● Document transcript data
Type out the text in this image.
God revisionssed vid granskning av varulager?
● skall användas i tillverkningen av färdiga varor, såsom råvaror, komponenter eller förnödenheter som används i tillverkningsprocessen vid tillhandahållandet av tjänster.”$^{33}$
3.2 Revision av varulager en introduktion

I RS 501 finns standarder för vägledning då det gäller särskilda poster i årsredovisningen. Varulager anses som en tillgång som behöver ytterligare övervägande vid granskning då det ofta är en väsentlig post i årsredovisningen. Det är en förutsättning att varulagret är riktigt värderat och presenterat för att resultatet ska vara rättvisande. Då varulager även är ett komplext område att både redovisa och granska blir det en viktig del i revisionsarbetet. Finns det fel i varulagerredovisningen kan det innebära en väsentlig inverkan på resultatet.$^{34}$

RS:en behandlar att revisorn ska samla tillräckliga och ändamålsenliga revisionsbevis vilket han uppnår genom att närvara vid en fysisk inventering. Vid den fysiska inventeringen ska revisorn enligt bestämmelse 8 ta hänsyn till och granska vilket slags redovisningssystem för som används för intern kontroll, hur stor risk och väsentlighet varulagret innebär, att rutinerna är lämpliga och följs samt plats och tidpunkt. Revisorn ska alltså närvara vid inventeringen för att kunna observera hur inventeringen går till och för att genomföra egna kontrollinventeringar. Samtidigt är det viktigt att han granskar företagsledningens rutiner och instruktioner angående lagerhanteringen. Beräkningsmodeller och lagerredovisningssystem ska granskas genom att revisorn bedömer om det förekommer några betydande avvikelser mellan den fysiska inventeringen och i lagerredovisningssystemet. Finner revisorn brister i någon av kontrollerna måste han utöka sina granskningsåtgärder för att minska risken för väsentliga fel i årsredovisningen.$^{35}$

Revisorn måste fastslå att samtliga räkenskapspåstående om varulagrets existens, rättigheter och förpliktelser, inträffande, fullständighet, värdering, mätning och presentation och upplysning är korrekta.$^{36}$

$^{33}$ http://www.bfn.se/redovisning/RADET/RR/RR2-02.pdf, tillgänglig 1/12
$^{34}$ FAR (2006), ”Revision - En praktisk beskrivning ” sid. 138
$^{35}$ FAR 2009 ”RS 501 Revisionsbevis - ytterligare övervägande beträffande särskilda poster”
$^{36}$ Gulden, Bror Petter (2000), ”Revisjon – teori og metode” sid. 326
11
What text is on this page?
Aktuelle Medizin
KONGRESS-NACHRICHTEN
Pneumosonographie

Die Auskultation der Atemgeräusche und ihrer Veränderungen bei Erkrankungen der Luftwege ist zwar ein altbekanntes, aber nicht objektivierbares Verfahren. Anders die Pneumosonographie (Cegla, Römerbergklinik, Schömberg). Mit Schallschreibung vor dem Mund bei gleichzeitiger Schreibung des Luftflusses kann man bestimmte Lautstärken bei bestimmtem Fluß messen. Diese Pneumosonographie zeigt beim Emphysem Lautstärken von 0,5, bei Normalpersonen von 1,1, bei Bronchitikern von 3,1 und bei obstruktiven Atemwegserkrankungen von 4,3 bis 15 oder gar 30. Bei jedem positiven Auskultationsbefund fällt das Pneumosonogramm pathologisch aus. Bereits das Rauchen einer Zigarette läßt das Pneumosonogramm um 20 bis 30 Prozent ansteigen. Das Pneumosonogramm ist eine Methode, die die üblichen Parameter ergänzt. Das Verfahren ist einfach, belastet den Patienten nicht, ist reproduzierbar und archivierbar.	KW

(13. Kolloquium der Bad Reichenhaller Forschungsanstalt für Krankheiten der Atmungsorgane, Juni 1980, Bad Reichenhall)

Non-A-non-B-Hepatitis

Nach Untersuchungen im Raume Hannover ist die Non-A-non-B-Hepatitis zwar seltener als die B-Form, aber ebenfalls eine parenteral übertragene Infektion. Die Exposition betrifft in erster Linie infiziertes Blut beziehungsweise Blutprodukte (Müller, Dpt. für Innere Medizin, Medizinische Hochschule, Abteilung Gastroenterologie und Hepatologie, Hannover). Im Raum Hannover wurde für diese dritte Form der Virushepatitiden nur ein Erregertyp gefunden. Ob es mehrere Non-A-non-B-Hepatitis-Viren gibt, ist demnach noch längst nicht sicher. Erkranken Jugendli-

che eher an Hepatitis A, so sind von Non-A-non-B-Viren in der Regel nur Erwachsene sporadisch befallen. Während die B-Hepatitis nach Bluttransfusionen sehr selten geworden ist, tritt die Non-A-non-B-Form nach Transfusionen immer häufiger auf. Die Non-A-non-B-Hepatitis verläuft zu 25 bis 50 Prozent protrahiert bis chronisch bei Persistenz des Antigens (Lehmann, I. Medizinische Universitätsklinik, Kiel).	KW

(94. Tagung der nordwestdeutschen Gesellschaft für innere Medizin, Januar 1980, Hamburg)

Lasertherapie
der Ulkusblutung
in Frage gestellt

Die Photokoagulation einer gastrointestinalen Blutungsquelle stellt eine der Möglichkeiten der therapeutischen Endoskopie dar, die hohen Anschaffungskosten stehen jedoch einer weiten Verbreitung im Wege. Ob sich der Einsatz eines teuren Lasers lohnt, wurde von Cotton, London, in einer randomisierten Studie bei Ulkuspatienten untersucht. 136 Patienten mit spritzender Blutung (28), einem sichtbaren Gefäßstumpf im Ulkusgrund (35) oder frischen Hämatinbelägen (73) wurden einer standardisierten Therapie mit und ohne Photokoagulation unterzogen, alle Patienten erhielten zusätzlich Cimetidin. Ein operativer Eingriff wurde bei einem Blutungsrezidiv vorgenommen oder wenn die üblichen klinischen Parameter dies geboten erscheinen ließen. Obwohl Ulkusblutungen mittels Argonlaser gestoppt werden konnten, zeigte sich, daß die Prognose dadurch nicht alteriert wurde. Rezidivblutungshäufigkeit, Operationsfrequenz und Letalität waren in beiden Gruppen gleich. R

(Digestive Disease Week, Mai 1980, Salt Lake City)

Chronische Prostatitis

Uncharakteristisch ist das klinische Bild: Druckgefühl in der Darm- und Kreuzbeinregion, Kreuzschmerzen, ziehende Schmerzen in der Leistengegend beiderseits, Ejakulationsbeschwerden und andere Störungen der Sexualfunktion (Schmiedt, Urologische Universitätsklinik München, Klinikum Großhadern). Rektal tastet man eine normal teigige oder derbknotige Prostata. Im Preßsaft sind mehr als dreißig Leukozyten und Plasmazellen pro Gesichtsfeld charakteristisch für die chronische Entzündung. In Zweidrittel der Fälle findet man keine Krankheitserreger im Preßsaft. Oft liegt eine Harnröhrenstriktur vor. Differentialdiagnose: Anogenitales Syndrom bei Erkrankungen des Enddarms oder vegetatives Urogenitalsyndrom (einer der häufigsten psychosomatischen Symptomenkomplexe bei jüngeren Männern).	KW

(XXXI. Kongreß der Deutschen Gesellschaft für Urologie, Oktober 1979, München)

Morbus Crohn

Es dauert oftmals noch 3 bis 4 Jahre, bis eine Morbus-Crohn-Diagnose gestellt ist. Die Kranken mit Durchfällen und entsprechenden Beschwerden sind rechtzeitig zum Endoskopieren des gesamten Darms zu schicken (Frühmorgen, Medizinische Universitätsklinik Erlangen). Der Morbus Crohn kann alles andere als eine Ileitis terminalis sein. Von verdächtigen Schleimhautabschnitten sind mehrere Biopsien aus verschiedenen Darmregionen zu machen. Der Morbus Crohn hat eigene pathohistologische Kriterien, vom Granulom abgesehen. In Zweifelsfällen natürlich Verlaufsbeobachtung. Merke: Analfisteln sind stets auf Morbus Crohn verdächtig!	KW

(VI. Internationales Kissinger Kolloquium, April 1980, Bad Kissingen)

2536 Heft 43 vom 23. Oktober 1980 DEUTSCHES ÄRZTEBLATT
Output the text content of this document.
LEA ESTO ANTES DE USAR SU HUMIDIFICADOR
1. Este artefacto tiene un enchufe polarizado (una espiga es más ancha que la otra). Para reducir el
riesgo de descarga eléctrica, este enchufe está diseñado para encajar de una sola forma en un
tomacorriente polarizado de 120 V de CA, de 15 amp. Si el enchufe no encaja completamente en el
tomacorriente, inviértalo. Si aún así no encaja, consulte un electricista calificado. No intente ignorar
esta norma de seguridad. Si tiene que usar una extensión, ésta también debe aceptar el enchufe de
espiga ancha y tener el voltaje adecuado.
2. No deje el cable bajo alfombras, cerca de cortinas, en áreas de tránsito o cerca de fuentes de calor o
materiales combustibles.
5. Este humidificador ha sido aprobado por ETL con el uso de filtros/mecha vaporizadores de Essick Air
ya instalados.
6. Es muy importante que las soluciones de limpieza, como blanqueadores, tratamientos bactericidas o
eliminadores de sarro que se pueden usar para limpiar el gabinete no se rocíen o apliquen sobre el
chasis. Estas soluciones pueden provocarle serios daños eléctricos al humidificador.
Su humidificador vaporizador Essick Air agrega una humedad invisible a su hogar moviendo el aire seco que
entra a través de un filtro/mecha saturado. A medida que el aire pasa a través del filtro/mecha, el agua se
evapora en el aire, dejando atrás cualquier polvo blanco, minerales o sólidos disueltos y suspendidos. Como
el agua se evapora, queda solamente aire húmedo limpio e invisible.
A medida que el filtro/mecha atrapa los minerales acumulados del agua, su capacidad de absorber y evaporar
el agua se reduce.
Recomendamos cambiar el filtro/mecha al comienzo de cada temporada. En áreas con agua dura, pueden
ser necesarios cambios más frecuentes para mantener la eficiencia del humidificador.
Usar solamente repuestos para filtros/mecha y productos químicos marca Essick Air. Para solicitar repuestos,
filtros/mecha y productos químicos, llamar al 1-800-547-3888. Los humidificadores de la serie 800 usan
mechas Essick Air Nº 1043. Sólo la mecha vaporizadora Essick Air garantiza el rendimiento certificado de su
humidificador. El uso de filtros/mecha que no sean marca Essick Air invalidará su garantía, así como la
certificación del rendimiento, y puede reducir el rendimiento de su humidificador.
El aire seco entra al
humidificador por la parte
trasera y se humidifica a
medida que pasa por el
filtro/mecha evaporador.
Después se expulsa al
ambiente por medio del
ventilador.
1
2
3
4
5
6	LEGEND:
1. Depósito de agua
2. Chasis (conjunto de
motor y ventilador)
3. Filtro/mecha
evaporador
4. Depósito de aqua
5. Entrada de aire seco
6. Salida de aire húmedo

● The task
Looking at the records above, which lines contain "varulager"? Copy those lines.

● Final answer
God revisionssed vid granskning av varulager?
3.2 Revision av varulager en introduktion
I RS 501 finns standarder för vägledning då det gäller särskilda poster i årsredovisningen. Varulager anses som en tillgång som behöver ytterligare övervägande vid granskning då det ofta är en väsentlig post i årsredovisningen. Det är en förutsättning att varulagret är riktigt värderat och presenterat för att resultatet ska vara rättvisande. Då varulager även är ett komplext område att både redovisa och granska blir det en viktig del i revisionsarbetet. Finns det fel i varulagerredovisningen kan det innebära en väsentlig inverkan på resultatet.$^{34}$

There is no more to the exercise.